▶ _Data listing_:
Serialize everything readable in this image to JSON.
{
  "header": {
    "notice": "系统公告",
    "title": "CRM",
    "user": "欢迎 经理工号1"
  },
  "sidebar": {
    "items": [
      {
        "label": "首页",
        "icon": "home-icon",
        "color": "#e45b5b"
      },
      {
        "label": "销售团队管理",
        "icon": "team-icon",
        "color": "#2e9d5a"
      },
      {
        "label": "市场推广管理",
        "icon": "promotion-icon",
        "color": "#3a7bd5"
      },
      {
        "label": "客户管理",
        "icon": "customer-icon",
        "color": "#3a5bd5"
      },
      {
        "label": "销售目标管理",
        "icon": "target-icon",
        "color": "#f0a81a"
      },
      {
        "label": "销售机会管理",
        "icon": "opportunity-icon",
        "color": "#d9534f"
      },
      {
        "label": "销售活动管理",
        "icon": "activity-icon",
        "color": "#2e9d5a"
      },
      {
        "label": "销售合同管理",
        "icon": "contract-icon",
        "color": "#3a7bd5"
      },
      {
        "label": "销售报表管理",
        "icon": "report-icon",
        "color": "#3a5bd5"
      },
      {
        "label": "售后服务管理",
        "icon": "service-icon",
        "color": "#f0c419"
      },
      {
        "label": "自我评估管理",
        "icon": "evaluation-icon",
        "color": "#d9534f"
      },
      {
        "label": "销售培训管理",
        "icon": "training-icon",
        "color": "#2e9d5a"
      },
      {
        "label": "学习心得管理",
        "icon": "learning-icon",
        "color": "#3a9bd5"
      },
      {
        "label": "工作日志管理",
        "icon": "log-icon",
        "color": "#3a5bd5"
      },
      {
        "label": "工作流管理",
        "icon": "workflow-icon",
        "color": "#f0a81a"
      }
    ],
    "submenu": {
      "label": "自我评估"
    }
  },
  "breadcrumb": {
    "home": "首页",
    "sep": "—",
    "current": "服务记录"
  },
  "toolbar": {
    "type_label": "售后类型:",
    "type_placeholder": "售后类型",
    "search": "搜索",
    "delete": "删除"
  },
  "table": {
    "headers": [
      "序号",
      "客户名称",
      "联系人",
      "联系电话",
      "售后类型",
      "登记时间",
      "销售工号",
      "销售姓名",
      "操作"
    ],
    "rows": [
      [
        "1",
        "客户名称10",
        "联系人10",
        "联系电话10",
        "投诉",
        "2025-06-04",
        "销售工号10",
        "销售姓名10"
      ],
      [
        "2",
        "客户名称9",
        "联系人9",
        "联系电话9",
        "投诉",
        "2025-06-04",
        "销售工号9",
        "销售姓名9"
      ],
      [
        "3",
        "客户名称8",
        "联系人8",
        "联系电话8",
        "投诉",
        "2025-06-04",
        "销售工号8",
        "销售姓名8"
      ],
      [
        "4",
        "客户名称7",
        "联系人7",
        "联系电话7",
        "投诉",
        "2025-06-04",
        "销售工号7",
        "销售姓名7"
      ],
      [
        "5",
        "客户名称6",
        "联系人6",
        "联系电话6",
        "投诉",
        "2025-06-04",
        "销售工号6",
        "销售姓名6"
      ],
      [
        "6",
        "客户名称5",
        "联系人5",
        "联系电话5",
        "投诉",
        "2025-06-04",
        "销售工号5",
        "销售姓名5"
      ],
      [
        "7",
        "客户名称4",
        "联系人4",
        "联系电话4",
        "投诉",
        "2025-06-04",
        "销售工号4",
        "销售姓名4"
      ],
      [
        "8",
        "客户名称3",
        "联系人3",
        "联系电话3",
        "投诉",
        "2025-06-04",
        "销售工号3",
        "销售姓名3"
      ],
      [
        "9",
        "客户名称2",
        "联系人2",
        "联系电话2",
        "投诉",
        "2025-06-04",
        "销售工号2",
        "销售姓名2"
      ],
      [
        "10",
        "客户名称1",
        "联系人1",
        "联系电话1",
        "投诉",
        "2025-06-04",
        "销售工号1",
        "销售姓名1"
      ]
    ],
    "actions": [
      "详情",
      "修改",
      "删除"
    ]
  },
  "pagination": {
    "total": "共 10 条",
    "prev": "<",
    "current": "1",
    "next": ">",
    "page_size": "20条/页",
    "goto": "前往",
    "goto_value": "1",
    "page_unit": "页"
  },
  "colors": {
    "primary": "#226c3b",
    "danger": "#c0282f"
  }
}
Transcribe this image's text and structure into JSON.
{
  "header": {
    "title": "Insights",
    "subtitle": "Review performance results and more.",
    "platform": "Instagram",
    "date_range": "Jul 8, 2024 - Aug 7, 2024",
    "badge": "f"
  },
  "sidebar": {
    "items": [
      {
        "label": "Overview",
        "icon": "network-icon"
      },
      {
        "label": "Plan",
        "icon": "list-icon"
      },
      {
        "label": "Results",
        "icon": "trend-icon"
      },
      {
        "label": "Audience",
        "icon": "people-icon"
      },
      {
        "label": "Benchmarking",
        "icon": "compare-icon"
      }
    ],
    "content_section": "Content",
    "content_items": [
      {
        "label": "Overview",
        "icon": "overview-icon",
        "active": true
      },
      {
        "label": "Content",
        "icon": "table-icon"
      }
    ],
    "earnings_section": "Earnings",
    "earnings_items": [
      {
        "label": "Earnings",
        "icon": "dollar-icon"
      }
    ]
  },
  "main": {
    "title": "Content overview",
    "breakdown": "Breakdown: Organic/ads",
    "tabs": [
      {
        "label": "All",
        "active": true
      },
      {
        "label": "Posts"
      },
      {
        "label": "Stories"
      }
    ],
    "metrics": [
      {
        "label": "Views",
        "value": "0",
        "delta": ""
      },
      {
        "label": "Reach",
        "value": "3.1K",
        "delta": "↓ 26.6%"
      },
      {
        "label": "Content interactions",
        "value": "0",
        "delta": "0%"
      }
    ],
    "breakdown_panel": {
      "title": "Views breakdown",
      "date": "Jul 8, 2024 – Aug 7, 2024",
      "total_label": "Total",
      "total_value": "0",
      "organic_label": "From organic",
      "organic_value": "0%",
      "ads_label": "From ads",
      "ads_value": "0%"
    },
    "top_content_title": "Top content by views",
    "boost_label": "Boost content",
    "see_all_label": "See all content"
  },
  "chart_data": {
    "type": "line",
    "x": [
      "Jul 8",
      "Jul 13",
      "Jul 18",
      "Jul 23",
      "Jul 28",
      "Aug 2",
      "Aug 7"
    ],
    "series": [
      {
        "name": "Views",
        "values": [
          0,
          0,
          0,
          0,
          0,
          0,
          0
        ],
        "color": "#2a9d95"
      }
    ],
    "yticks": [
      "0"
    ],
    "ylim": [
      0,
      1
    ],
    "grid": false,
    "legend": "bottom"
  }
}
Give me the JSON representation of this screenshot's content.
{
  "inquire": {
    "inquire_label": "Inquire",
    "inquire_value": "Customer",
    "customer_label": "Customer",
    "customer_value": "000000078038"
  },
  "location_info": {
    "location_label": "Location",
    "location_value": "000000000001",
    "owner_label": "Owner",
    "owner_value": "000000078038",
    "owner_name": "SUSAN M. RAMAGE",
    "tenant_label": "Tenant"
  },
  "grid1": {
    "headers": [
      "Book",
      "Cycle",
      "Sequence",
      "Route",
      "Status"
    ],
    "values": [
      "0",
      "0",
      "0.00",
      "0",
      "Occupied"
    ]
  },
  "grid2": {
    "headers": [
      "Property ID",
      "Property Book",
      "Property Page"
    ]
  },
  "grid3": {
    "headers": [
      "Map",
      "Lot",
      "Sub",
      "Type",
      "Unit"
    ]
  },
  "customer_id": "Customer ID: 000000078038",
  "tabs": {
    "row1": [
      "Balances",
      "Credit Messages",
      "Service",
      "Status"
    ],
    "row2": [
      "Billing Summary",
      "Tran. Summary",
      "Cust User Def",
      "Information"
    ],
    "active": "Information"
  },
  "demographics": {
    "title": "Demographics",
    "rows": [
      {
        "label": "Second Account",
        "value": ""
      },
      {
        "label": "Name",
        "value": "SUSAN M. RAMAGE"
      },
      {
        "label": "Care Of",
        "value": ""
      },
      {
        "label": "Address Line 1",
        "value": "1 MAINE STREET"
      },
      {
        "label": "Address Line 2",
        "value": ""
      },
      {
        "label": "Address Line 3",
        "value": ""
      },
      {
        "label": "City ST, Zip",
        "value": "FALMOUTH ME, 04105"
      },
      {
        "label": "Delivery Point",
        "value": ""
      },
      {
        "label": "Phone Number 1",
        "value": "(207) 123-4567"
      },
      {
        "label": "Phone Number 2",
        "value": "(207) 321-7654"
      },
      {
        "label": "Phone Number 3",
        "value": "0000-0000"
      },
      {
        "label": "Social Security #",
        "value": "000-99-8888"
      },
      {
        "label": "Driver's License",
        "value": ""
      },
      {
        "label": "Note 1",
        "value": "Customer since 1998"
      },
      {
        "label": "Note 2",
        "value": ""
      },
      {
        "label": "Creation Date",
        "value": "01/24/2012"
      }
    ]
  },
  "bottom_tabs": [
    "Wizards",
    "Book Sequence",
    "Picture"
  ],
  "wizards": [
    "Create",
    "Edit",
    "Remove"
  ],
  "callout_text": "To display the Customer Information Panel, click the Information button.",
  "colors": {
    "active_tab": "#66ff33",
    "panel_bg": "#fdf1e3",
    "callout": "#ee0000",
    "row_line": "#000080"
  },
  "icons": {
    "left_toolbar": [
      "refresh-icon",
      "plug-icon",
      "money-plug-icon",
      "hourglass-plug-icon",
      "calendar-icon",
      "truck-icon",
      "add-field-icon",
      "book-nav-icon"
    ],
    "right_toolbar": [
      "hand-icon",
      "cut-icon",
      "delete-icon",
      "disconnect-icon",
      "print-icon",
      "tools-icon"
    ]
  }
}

▶ _Exercise brief_: Across the material above, how many lines include the string "this"? Only the number is wanted.

▶ _The answer_: 3